(Extracted data entries)
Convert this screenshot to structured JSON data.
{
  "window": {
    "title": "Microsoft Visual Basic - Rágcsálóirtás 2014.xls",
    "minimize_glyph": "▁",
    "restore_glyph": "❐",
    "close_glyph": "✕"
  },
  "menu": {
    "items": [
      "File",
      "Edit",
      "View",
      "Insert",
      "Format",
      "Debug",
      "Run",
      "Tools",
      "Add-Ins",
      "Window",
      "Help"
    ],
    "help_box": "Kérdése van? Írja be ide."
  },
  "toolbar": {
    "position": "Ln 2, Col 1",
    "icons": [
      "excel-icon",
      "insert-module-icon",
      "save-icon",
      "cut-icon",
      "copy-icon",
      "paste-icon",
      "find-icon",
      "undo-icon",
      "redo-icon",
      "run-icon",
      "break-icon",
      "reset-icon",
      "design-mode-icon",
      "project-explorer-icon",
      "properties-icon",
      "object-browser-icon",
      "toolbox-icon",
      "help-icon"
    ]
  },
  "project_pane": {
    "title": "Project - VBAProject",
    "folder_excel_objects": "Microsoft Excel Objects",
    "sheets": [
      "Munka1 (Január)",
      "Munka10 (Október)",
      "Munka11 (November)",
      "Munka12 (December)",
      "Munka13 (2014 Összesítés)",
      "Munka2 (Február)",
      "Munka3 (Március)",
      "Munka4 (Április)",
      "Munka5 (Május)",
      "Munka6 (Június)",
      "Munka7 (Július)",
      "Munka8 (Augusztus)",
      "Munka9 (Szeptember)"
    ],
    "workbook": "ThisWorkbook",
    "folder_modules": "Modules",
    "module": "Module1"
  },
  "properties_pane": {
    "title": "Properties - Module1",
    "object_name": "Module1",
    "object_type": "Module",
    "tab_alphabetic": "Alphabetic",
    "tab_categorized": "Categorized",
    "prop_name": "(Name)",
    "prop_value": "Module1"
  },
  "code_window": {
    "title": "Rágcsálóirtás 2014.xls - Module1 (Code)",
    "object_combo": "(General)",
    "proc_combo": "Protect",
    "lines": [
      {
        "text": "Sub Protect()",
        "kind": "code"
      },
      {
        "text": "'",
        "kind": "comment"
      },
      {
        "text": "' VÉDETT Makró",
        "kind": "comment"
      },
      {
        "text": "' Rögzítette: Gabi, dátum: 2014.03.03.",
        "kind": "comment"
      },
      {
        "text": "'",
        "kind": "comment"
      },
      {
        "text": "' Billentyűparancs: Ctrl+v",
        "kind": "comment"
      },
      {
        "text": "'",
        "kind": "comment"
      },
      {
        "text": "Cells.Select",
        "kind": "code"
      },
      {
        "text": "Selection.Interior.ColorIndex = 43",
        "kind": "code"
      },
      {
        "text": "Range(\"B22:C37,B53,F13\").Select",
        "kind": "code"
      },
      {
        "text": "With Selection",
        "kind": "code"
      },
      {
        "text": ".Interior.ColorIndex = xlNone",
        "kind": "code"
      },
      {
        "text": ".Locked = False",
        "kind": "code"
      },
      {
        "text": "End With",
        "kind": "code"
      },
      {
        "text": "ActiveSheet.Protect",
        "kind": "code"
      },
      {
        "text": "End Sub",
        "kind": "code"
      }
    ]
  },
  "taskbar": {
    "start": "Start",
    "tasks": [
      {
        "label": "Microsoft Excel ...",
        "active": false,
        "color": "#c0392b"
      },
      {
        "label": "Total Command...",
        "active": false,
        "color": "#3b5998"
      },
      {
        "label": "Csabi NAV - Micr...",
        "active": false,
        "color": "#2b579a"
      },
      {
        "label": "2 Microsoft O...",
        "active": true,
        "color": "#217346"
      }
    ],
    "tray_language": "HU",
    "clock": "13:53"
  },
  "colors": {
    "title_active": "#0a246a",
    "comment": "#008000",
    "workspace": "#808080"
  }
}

TASK INSTRUCTIONS: The full set of records should be duplicated exactly.

FINISHED ANSWER:
Convert this screenshot to structured JSON data.
{
  "window": {
    "title": "Microsoft Visual Basic - Rágcsálóirtás 2014.xls",
    "minimize_glyph": "▁",
    "restore_glyph": "❐",
    "close_glyph": "✕"
  },
  "menu": {
    "items": [
      "File",
      "Edit",
      "View",
      "Insert",
      "Format",
      "Debug",
      "Run",
      "Tools",
      "Add-Ins",
      "Window",
      "Help"
    ],
    "help_box": "Kérdése van? Írja be ide."
  },
  "toolbar": {
    "position": "Ln 2, Col 1",
    "icons": [
      "excel-icon",
      "insert-module-icon",
      "save-icon",
      "cut-icon",
      "copy-icon",
      "paste-icon",
      "find-icon",
      "undo-icon",
      "redo-icon",
      "run-icon",
      "break-icon",
      "reset-icon",
      "design-mode-icon",
      "project-explorer-icon",
      "properties-icon",
      "object-browser-icon",
      "toolbox-icon",
      "help-icon"
    ]
  },
  "project_pane": {
    "title": "Project - VBAProject",
    "folder_excel_objects": "Microsoft Excel Objects",
    "sheets": [
      "Munka1 (Január)",
      "Munka10 (Október)",
      "Munka11 (November)",
      "Munka12 (December)",
      "Munka13 (2014 Összesítés)",
      "Munka2 (Február)",
      "Munka3 (Március)",
      "Munka4 (Április)",
      "Munka5 (Május)",
      "Munka6 (Június)",
      "Munka7 (Július)",
      "Munka8 (Augusztus)",
      "Munka9 (Szeptember)"
    ],
    "workbook": "ThisWorkbook",
    "folder_modules": "Modules",
    "module": "Module1"
  },
  "properties_pane": {
    "title": "Properties - Module1",
    "object_name": "Module1",
    "object_type": "Module",
    "tab_alphabetic": "Alphabetic",
    "tab_categorized": "Categorized",
    "prop_name": "(Name)",
    "prop_value": "Module1"
  },
  "code_window": {
    "title": "Rágcsálóirtás 2014.xls - Module1 (Code)",
    "object_combo": "(General)",
    "proc_combo": "Protect",
    "lines": [
      {
        "text": "Sub Protect()",
        "kind": "code"
      },
      {
        "text": "'",
        "kind": "comment"
      },
      {
        "text": "' VÉDETT Makró",
        "kind": "comment"
      },
      {
        "text": "' Rögzítette: Gabi, dátum: 2014.03.03.",
        "kind": "comment"
      },
      {
        "text": "'",
        "kind": "comment"
      },
      {
        "text": "' Billentyűparancs: Ctrl+v",
        "kind": "comment"
      },
      {
        "text": "'",
        "kind": "comment"
      },
      {
        "text": "Cells.Select",
        "kind": "code"
      },
      {
        "text": "Selection.Interior.ColorIndex = 43",
        "kind": "code"
      },
      {
        "text": "Range(\"B22:C37,B53,F13\").Select",
        "kind": "code"
      },
      {
        "text": "With Selection",
        "kind": "code"
      },
      {
        "text": ".Interior.ColorIndex = xlNone",
        "kind": "code"
      },
      {
        "text": ".Locked = False",
        "kind": "code"
      },
      {
        "text": "End With",
        "kind": "code"
      },
      {
        "text": "ActiveSheet.Protect",
        "kind": "code"
      },
      {
        "text": "End Sub",
        "kind": "code"
      }
    ]
  },
  "taskbar": {
    "start": "Start",
    "tasks": [
      {
        "label": "Microsoft Excel ...",
        "active": false,
        "color": "#c0392b"
      },
      {
        "label": "Total Command...",
        "active": false,
        "color": "#3b5998"
      },
      {
        "label": "Csabi NAV - Micr...",
        "active": false,
        "color": "#2b579a"
      },
      {
        "label": "2 Microsoft O...",
        "active": true,
        "color": "#217346"
      }
    ],
    "tray_language": "HU",
    "clock": "13:53"
  },
  "colors": {
    "title_active": "#0a246a",
    "comment": "#008000",
    "workspace": "#808080"
  }
}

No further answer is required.